Stored data entries:
· · ·

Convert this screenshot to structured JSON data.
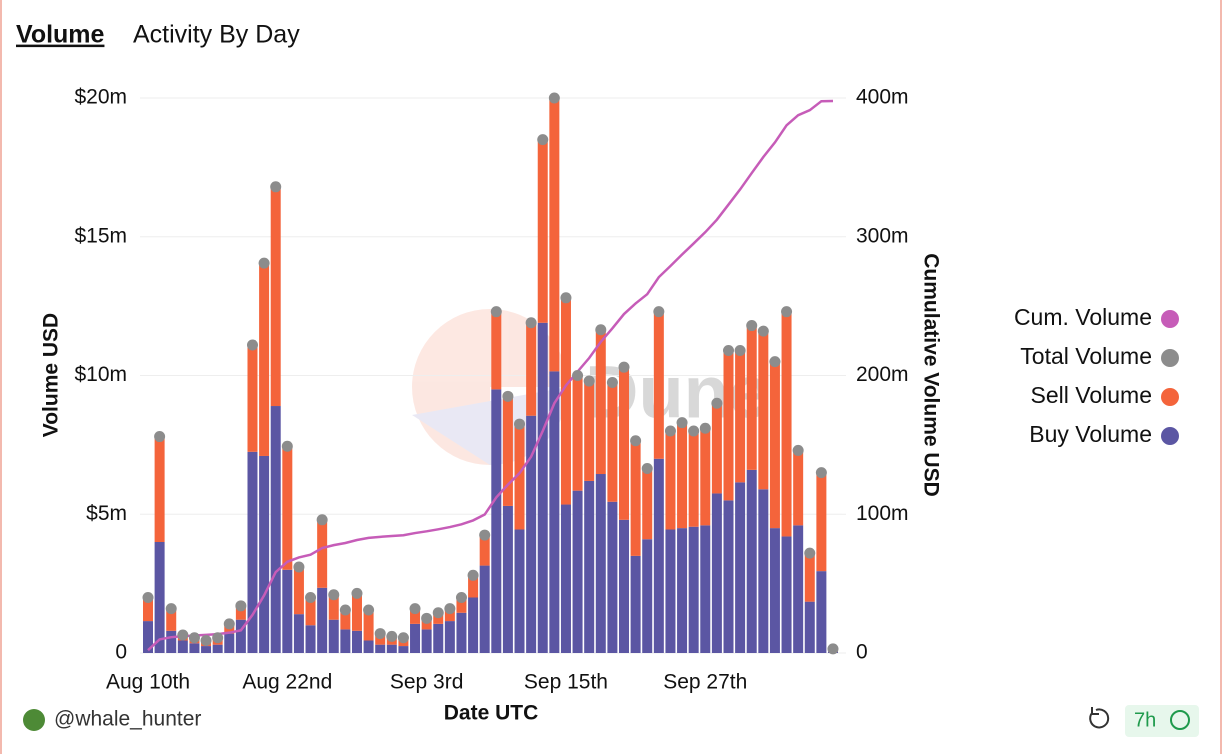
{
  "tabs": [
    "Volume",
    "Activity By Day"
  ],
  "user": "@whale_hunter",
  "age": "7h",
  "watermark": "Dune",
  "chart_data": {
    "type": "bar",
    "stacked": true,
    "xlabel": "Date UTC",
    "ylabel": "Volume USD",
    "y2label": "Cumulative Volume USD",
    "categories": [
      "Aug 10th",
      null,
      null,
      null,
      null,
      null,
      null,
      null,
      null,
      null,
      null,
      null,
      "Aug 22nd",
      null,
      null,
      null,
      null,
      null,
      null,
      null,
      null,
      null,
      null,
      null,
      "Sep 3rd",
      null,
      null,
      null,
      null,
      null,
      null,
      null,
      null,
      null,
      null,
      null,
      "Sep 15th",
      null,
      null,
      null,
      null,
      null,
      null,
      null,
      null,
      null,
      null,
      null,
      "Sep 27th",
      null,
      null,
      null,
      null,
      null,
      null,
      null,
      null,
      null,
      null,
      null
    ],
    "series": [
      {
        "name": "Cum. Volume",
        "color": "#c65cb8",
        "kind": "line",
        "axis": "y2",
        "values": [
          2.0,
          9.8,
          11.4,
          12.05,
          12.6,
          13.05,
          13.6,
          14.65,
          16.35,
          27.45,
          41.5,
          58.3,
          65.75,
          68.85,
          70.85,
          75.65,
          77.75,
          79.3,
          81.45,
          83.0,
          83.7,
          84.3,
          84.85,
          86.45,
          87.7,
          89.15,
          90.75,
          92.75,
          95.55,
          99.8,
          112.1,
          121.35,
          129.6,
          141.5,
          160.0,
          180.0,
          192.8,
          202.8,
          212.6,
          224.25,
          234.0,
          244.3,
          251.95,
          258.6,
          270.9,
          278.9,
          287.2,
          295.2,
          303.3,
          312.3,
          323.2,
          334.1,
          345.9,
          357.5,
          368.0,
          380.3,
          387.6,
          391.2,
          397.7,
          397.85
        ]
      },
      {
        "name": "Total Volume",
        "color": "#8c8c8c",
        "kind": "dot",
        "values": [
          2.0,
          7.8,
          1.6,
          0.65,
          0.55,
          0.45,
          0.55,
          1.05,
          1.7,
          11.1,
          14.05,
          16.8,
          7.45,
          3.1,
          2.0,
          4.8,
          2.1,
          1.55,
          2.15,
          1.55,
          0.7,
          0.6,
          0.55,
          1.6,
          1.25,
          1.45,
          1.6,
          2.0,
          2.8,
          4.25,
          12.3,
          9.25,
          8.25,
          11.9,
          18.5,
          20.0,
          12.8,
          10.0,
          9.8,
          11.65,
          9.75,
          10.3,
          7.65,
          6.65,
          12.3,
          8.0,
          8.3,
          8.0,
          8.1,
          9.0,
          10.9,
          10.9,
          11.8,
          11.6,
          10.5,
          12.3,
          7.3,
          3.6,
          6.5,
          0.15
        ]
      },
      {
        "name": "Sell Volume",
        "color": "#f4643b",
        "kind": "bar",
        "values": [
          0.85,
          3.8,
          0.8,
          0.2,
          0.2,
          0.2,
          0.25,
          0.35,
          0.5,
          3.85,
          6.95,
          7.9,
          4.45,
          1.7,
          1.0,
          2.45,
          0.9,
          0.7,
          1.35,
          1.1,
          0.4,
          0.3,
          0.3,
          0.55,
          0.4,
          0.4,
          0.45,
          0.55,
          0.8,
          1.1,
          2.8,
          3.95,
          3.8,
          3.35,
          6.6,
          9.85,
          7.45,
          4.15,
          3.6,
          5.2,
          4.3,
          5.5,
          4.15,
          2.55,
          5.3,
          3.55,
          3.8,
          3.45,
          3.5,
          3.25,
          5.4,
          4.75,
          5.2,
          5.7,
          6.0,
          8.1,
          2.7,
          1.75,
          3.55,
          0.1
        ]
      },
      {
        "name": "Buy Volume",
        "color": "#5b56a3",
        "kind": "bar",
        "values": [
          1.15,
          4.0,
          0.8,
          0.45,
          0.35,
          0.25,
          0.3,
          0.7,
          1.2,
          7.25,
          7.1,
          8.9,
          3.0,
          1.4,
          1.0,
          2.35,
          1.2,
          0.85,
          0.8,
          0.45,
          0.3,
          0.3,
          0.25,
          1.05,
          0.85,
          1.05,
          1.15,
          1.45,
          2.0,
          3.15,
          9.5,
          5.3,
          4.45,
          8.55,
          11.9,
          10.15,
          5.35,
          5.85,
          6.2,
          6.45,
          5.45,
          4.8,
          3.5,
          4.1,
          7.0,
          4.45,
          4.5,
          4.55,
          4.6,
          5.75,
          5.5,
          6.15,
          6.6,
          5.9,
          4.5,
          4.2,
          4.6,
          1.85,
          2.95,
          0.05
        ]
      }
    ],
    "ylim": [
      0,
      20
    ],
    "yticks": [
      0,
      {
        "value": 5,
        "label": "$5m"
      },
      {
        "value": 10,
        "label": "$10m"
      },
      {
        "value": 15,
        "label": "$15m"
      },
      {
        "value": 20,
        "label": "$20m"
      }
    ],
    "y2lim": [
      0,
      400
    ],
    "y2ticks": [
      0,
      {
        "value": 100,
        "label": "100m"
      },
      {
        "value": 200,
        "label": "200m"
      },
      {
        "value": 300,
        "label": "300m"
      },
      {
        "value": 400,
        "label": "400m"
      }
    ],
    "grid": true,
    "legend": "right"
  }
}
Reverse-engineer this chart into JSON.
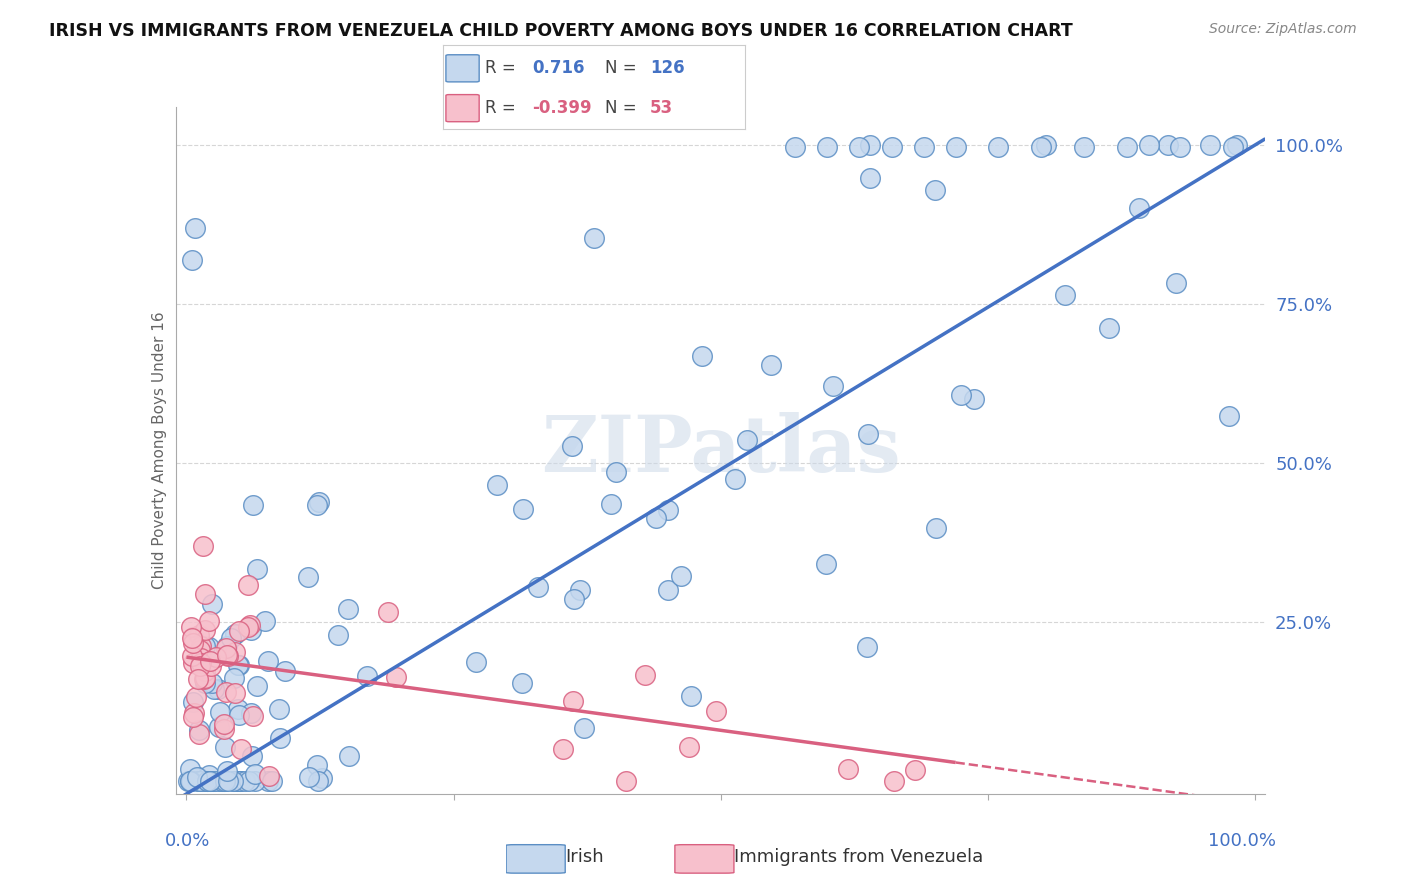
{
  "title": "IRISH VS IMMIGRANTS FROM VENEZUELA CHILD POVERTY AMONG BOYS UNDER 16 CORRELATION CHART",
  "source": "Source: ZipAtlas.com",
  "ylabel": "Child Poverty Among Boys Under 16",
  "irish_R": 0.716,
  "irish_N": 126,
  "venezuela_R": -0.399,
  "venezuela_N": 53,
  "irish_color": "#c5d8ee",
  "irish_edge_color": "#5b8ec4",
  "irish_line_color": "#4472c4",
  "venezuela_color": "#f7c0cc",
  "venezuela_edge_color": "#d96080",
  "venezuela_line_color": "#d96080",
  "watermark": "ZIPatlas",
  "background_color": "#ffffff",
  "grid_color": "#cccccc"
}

· · ·

YOUR INSTRUCTIONS: Drop the pictures, then reproduce exactly the lines from the one with "Reverse-engineer this chart into JSON." through the final line of the listing.

EXERCISE ANSWER:
Reverse-engineer this chart into JSON.
{
  "title": "IRISH VS IMMIGRANTS FROM VENEZUELA CHILD POVERTY AMONG BOYS UNDER 16 CORRELATION CHART",
  "source": "Source: ZipAtlas.com",
  "ylabel": "Child Poverty Among Boys Under 16",
  "irish_R": 0.716,
  "irish_N": 126,
  "venezuela_R": -0.399,
  "venezuela_N": 53,
  "irish_color": "#c5d8ee",
  "irish_edge_color": "#5b8ec4",
  "irish_line_color": "#4472c4",
  "venezuela_color": "#f7c0cc",
  "venezuela_edge_color": "#d96080",
  "venezuela_line_color": "#d96080",
  "watermark": "ZIPatlas",
  "background_color": "#ffffff",
  "grid_color": "#cccccc"
}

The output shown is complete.